Stored items:
----------------------------------------

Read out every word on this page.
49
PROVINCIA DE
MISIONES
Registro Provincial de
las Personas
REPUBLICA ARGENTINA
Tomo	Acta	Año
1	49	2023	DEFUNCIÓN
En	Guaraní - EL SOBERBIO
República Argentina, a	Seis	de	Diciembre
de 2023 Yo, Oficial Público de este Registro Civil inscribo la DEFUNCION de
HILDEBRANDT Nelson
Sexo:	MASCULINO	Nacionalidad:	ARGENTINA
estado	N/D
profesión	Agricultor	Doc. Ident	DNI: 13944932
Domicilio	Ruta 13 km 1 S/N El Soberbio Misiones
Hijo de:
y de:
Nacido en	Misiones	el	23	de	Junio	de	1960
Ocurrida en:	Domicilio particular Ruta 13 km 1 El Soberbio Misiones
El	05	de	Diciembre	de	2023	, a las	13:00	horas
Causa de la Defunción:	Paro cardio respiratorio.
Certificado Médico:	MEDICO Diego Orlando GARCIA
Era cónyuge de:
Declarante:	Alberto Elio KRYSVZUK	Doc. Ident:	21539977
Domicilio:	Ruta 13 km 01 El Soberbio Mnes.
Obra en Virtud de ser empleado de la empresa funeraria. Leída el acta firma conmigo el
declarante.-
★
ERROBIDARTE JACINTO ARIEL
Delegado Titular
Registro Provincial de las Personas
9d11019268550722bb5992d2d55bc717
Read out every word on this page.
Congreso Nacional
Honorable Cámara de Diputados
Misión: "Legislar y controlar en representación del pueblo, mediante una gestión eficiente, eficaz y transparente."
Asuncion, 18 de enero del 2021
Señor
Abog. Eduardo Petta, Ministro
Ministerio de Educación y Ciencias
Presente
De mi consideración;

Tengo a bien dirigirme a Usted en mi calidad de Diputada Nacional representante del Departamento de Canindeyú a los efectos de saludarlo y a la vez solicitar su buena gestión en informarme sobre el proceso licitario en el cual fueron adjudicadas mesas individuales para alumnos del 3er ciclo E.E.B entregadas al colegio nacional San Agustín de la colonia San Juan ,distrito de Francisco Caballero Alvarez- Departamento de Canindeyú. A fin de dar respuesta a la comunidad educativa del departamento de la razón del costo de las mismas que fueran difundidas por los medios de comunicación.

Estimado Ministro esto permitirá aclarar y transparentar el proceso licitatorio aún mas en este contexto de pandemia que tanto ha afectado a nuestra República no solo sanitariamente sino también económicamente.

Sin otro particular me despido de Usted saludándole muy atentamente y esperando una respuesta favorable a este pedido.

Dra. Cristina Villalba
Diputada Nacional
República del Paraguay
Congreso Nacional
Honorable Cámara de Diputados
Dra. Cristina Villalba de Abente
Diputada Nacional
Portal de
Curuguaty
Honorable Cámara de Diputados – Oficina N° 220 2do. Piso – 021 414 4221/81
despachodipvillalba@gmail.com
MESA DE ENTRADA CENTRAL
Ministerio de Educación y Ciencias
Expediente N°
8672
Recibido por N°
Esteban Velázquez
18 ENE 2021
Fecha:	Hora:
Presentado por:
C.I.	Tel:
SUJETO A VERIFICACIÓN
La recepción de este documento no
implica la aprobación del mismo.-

----------------------------------------

Extract every record and return it verbatim.

◆ Exercise answer ◆
Read out every word on this page.
49
PROVINCIA DE
MISIONES
Registro Provincial de
las Personas
REPUBLICA ARGENTINA
Tomo	Acta	Año
1	49	2023	DEFUNCIÓN
En	Guaraní - EL SOBERBIO
República Argentina, a	Seis	de	Diciembre
de 2023 Yo, Oficial Público de este Registro Civil inscribo la DEFUNCION de
HILDEBRANDT Nelson
Sexo:	MASCULINO	Nacionalidad:	ARGENTINA
estado	N/D
profesión	Agricultor	Doc. Ident	DNI: 13944932
Domicilio	Ruta 13 km 1 S/N El Soberbio Misiones
Hijo de:
y de:
Nacido en	Misiones	el	23	de	Junio	de	1960
Ocurrida en:	Domicilio particular Ruta 13 km 1 El Soberbio Misiones
El	05	de	Diciembre	de	2023	, a las	13:00	horas
Causa de la Defunción:	Paro cardio respiratorio.
Certificado Médico:	MEDICO Diego Orlando GARCIA
Era cónyuge de:
Declarante:	Alberto Elio KRYSVZUK	Doc. Ident:	21539977
Domicilio:	Ruta 13 km 01 El Soberbio Mnes.
Obra en Virtud de ser empleado de la empresa funeraria. Leída el acta firma conmigo el
declarante.-
★
ERROBIDARTE JACINTO ARIEL
Delegado Titular
Registro Provincial de las Personas
9d11019268550722bb5992d2d55bc717
Read out every word on this page.
Congreso Nacional
Honorable Cámara de Diputados
Misión: "Legislar y controlar en representación del pueblo, mediante una gestión eficiente, eficaz y transparente."
Asuncion, 18 de enero del 2021
Señor
Abog. Eduardo Petta, Ministro
Ministerio de Educación y Ciencias
Presente
De mi consideración;

Tengo a bien dirigirme a Usted en mi calidad de Diputada Nacional representante del Departamento de Canindeyú a los efectos de saludarlo y a la vez solicitar su buena gestión en informarme sobre el proceso licitario en el cual fueron adjudicadas mesas individuales para alumnos del 3er ciclo E.E.B entregadas al colegio nacional San Agustín de la colonia San Juan ,distrito de Francisco Caballero Alvarez- Departamento de Canindeyú. A fin de dar respuesta a la comunidad educativa del departamento de la razón del costo de las mismas que fueran difundidas por los medios de comunicación.

Estimado Ministro esto permitirá aclarar y transparentar el proceso licitatorio aún mas en este contexto de pandemia que tanto ha afectado a nuestra República no solo sanitariamente sino también económicamente.

Sin otro particular me despido de Usted saludándole muy atentamente y esperando una respuesta favorable a este pedido.

Dra. Cristina Villalba
Diputada Nacional
República del Paraguay
Congreso Nacional
Honorable Cámara de Diputados
Dra. Cristina Villalba de Abente
Diputada Nacional
Portal de
Curuguaty
Honorable Cámara de Diputados – Oficina N° 220 2do. Piso – 021 414 4221/81
despachodipvillalba@gmail.com
MESA DE ENTRADA CENTRAL
Ministerio de Educación y Ciencias
Expediente N°
8672
Recibido por N°
Esteban Velázquez
18 ENE 2021
Fecha:	Hora:
Presentado por:
C.I.	Tel:
SUJETO A VERIFICACIÓN
La recepción de este documento no
implica la aprobación del mismo.-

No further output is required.